### What the task asks
Return the lines below that carry the word "where".

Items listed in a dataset
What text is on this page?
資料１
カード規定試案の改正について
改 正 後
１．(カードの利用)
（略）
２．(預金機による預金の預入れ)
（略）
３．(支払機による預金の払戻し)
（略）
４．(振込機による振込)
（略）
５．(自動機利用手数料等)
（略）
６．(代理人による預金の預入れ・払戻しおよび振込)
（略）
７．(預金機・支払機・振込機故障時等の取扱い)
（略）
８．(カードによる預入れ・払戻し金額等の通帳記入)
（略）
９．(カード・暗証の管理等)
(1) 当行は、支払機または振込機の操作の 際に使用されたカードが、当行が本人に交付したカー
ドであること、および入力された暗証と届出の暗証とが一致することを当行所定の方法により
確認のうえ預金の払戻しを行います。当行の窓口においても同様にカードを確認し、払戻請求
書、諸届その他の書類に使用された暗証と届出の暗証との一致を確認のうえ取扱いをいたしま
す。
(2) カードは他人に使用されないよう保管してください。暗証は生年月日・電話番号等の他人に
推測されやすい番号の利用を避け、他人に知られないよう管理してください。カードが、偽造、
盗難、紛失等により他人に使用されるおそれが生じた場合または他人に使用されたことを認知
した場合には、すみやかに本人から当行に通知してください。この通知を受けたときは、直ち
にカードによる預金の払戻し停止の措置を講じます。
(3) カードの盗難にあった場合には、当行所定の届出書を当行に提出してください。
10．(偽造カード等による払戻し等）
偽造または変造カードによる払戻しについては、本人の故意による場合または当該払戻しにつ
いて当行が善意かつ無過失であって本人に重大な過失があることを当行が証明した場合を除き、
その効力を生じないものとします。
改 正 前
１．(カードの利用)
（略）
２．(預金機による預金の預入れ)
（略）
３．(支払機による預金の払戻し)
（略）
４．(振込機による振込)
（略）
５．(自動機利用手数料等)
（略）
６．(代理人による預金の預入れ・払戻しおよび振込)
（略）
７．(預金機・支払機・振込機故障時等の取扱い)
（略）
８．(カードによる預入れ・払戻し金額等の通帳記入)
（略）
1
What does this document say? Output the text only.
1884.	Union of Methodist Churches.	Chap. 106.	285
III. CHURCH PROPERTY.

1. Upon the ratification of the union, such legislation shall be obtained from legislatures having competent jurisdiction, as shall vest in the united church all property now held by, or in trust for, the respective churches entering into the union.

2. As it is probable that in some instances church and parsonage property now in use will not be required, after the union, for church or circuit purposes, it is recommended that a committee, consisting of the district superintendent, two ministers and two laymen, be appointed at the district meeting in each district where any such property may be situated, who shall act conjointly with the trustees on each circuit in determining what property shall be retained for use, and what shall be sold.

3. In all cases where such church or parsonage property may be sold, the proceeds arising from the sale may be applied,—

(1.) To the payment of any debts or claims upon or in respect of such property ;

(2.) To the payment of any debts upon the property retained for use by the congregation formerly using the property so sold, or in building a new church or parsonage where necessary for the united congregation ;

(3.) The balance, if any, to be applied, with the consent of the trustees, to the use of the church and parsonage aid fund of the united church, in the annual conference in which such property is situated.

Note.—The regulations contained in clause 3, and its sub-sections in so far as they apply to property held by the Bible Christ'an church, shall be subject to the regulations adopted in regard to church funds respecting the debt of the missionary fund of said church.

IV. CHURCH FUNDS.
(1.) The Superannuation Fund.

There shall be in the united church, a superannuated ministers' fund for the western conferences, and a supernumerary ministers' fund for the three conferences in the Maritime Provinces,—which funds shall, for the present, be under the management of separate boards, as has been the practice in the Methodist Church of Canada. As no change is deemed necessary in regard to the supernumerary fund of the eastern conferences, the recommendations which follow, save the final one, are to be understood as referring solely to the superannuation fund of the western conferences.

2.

### Task answer
2. As it is probable that in some instances church and parsonage property now in use will not be required, after the union, for church or circuit purposes, it is recommended that a committee, consisting of the district superintendent, two ministers and two laymen, be appointed at the district meeting in each district where any such property may be situated, who shall act conjointly with the trustees on each circuit in determining what property shall be retained for use, and what shall be sold.
3. In all cases where such church or parsonage property may be sold, the proceeds arising from the sale may be applied,—
(2.) To the payment of any debts upon the property retained for use by the congregation formerly using the property so sold, or in building a new church or parsonage where necessary for the united congregation ;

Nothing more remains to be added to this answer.